:: REQUEST ::
Using the records provided below, locate and copy each line that contains the word "vakoilija".

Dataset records
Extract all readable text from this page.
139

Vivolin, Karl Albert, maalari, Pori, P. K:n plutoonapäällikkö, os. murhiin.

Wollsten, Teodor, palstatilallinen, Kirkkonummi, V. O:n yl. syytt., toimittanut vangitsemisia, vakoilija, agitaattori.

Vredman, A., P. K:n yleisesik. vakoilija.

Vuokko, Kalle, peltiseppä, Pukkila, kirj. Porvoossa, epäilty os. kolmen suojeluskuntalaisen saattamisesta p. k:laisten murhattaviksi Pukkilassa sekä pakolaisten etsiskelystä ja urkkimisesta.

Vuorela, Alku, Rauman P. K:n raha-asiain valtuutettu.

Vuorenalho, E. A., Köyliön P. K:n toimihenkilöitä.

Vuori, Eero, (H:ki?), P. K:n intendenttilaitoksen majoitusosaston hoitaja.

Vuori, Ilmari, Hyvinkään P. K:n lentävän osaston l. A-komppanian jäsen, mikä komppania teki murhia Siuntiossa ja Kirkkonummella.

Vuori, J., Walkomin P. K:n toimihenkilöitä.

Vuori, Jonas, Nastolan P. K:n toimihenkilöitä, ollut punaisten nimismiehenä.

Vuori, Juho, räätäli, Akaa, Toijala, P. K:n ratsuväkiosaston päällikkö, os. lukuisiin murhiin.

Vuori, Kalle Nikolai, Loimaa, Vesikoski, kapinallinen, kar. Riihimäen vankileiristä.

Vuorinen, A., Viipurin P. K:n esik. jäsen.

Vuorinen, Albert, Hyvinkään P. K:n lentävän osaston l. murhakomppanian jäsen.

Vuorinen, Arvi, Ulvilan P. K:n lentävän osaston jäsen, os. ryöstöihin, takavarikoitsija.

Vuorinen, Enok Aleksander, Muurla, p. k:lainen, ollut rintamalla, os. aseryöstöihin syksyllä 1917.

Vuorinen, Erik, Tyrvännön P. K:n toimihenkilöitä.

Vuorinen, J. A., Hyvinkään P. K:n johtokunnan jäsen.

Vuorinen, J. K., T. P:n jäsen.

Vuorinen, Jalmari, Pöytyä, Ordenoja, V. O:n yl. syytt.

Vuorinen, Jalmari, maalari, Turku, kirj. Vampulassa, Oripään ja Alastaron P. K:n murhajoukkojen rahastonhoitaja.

:: SOLUTION TO THIS TASK ::
Wollsten, Teodor, palstatilallinen, Kirkkonummi, V. O:n yl. syytt., toimittanut vangitsemisia, vakoilija, agitaattori.
Vredman, A., P. K:n yleisesik. vakoilija.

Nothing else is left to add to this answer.